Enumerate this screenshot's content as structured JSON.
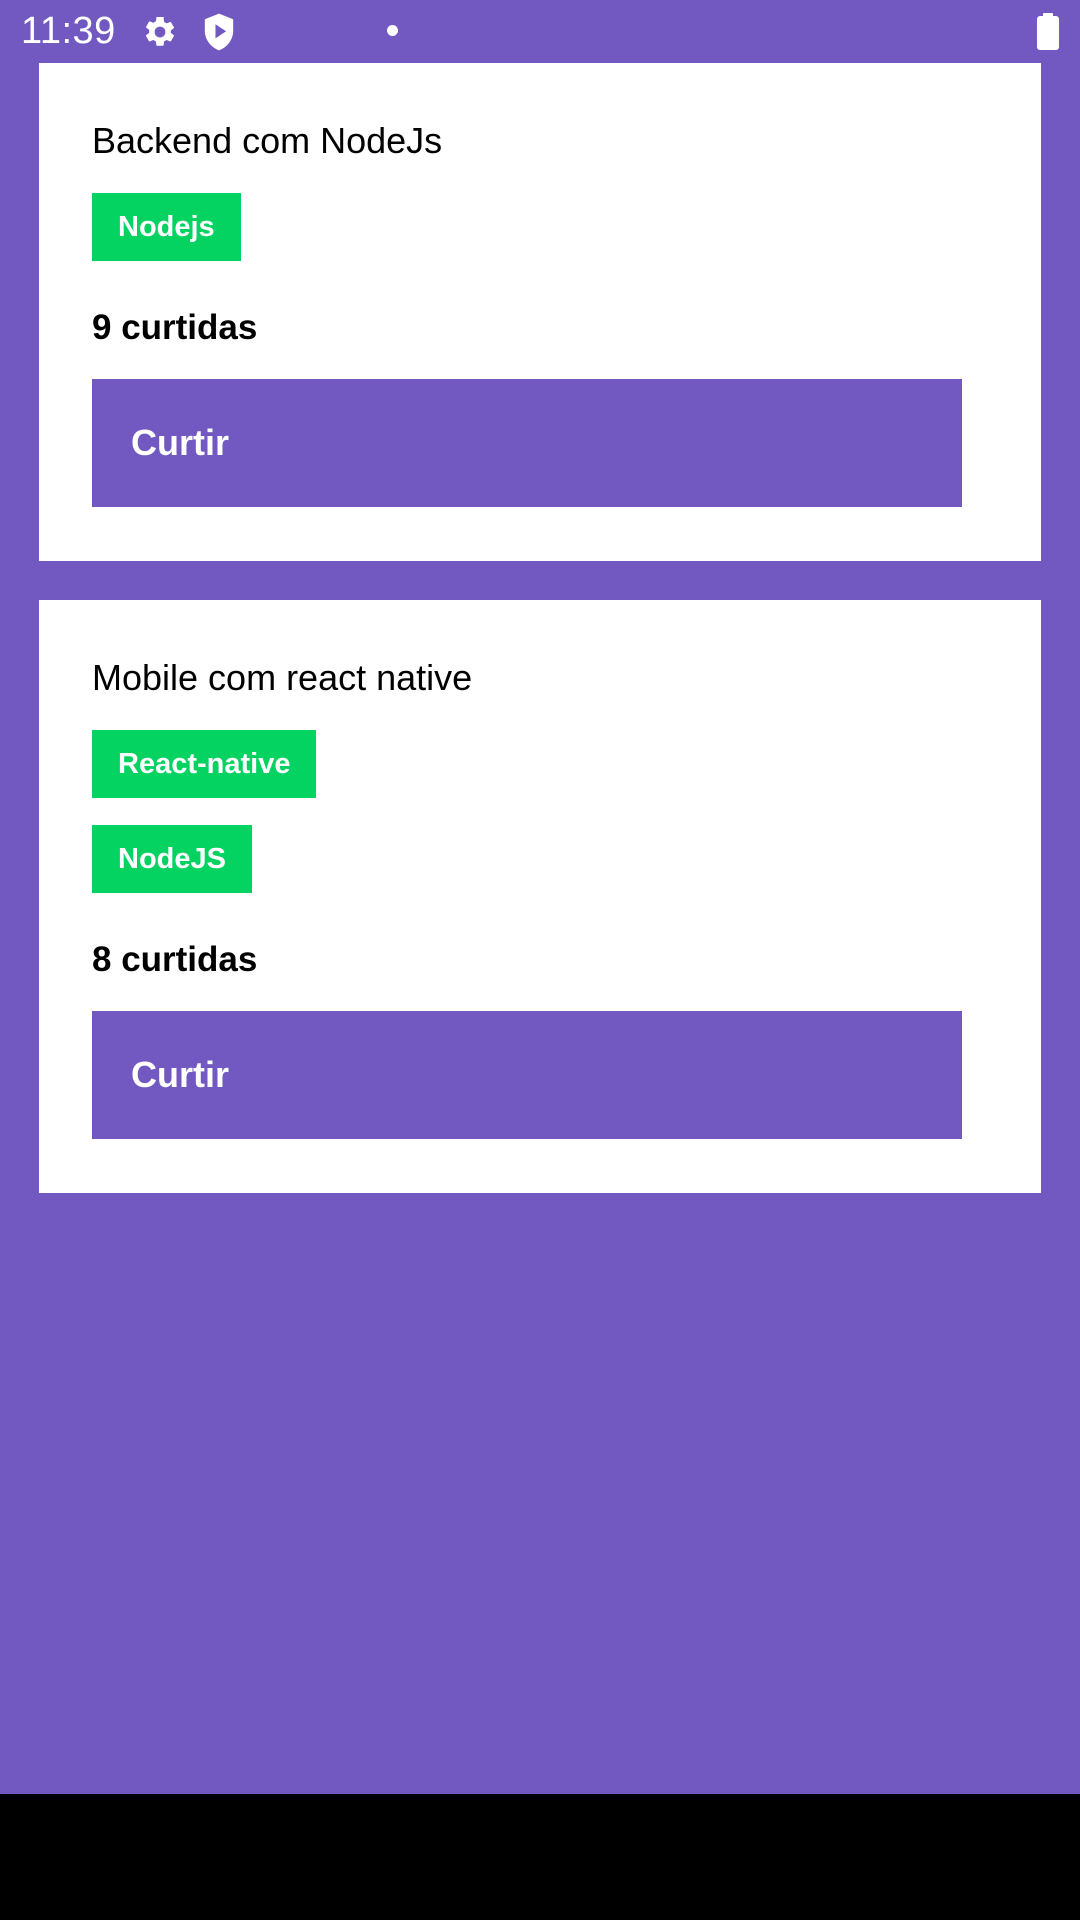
{
  "status_bar": {
    "time": "11:39",
    "icons": [
      "gear-icon",
      "shield-play-icon",
      "notification-dot-icon",
      "battery-icon"
    ]
  },
  "colors": {
    "background": "#7159c1",
    "card": "#ffffff",
    "tag": "#04d361",
    "button": "#7159c1",
    "nav_bar": "#000000"
  },
  "repositories": [
    {
      "title": "Backend com NodeJs",
      "techs": [
        "Nodejs"
      ],
      "likes_text": "9 curtidas",
      "like_button_label": "Curtir"
    },
    {
      "title": "Mobile com react native",
      "techs": [
        "React-native",
        "NodeJS"
      ],
      "likes_text": "8 curtidas",
      "like_button_label": "Curtir"
    }
  ]
}
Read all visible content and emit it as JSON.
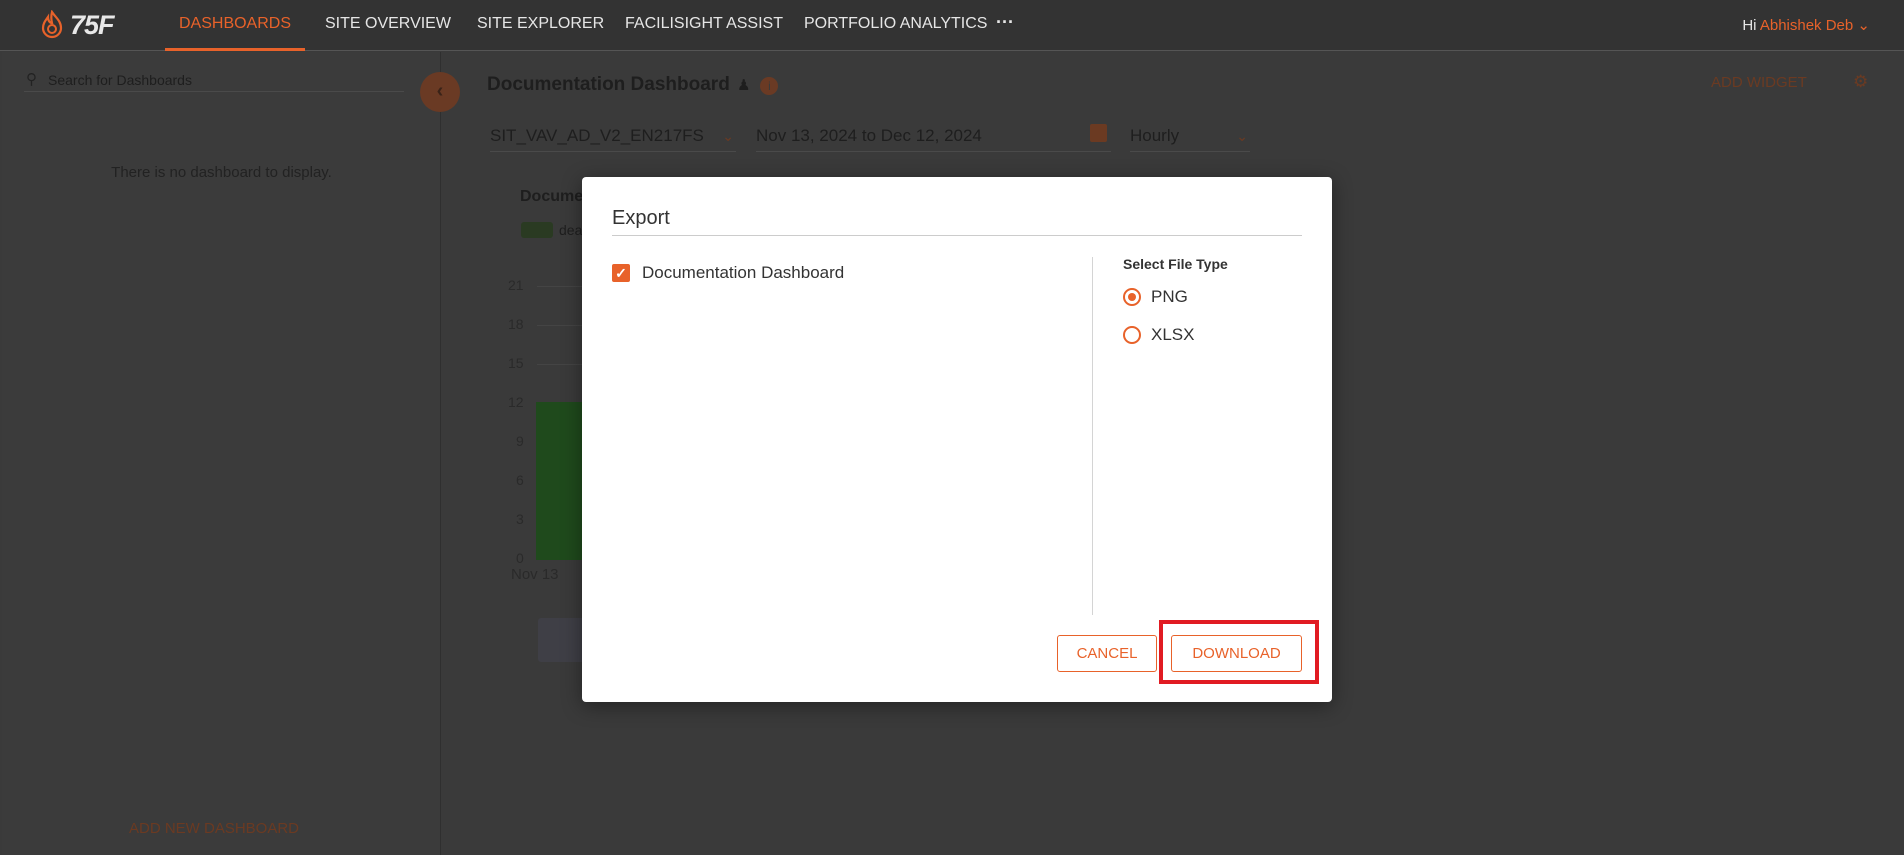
{
  "nav": {
    "logo_text": "75F",
    "items": [
      {
        "label": "DASHBOARDS",
        "active": true
      },
      {
        "label": "SITE OVERVIEW"
      },
      {
        "label": "SITE EXPLORER"
      },
      {
        "label": "FACILISIGHT ASSIST"
      },
      {
        "label": "PORTFOLIO ANALYTICS"
      }
    ],
    "more": "···",
    "greeting": "Hi",
    "user_name": "Abhishek Deb",
    "user_chevron": "⌄"
  },
  "sidebar": {
    "search_placeholder": "Search for Dashboards",
    "empty_text": "There is no dashboard to display.",
    "add_dashboard": "ADD NEW DASHBOARD",
    "collapse_icon": "‹"
  },
  "main": {
    "title": "Documentation Dashboard",
    "add_widget": "ADD WIDGET",
    "device_select": "SIT_VAV_AD_V2_EN217FS",
    "date_range": "Nov 13, 2024 to Dec 12, 2024",
    "interval_select": "Hourly",
    "chart_title_partial": "Docume",
    "chart_legend_partial": "dea",
    "y_ticks": [
      "21",
      "18",
      "15",
      "12",
      "9",
      "6",
      "3",
      "0"
    ],
    "x_tick": "Nov 13"
  },
  "modal": {
    "title": "Export",
    "checkbox_label": "Documentation Dashboard",
    "checkbox_checked": true,
    "file_type_title": "Select File Type",
    "options": [
      {
        "label": "PNG",
        "selected": true
      },
      {
        "label": "XLSX",
        "selected": false
      }
    ],
    "cancel_label": "CANCEL",
    "download_label": "DOWNLOAD"
  },
  "colors": {
    "accent": "#e8622a",
    "highlight": "#e11b22"
  }
}
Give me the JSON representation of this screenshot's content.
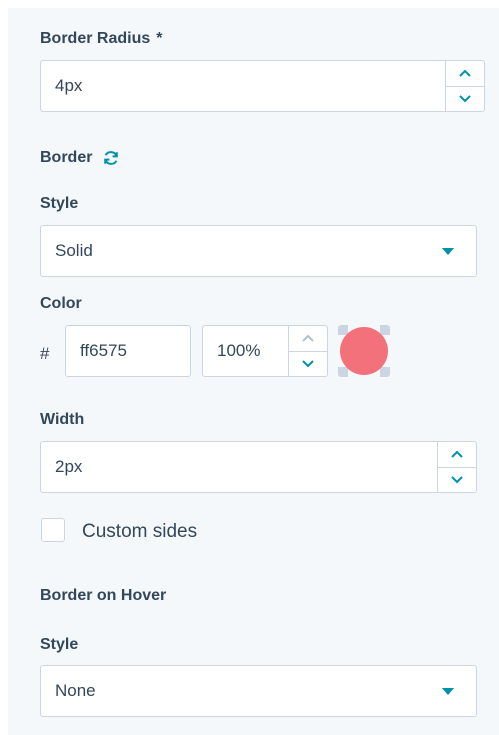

TASK GOAL: Pictures stay out of the copy; please restate every record above exactly.

TASK SOLUTION:
Enumerate this screenshot's content as structured JSON.
{
  "status_bar": {
    "time": "11:39",
    "icons": [
      "gear-icon",
      "shield-play-icon",
      "notification-dot-icon",
      "battery-icon"
    ]
  },
  "colors": {
    "background": "#7159c1",
    "card": "#ffffff",
    "tag": "#04d361",
    "button": "#7159c1",
    "nav_bar": "#000000"
  },
  "repositories": [
    {
      "title": "Backend com NodeJs",
      "techs": [
        "Nodejs"
      ],
      "likes_text": "9 curtidas",
      "like_button_label": "Curtir"
    },
    {
      "title": "Mobile com react native",
      "techs": [
        "React-native",
        "NodeJS"
      ],
      "likes_text": "8 curtidas",
      "like_button_label": "Curtir"
    }
  ]
}
Read all visible content and emit it as JSON.
{
  "nav": {
    "logo_text": "75F",
    "items": [
      {
        "label": "DASHBOARDS",
        "active": true
      },
      {
        "label": "SITE OVERVIEW"
      },
      {
        "label": "SITE EXPLORER"
      },
      {
        "label": "FACILISIGHT ASSIST"
      },
      {
        "label": "PORTFOLIO ANALYTICS"
      }
    ],
    "more": "···",
    "greeting": "Hi",
    "user_name": "Abhishek Deb",
    "user_chevron": "⌄"
  },
  "sidebar": {
    "search_placeholder": "Search for Dashboards",
    "empty_text": "There is no dashboard to display.",
    "add_dashboard": "ADD NEW DASHBOARD",
    "collapse_icon": "‹"
  },
  "main": {
    "title": "Documentation Dashboard",
    "add_widget": "ADD WIDGET",
    "device_select": "SIT_VAV_AD_V2_EN217FS",
    "date_range": "Nov 13, 2024 to Dec 12, 2024",
    "interval_select": "Hourly",
    "chart_title_partial": "Docume",
    "chart_legend_partial": "dea",
    "y_ticks": [
      "21",
      "18",
      "15",
      "12",
      "9",
      "6",
      "3",
      "0"
    ],
    "x_tick": "Nov 13"
  },
  "modal": {
    "title": "Export",
    "checkbox_label": "Documentation Dashboard",
    "checkbox_checked": true,
    "file_type_title": "Select File Type",
    "options": [
      {
        "label": "PNG",
        "selected": true
      },
      {
        "label": "XLSX",
        "selected": false
      }
    ],
    "cancel_label": "CANCEL",
    "download_label": "DOWNLOAD"
  },
  "colors": {
    "accent": "#e8622a",
    "highlight": "#e11b22"
  }
}
Give me the JSON representation of this screenshot's content.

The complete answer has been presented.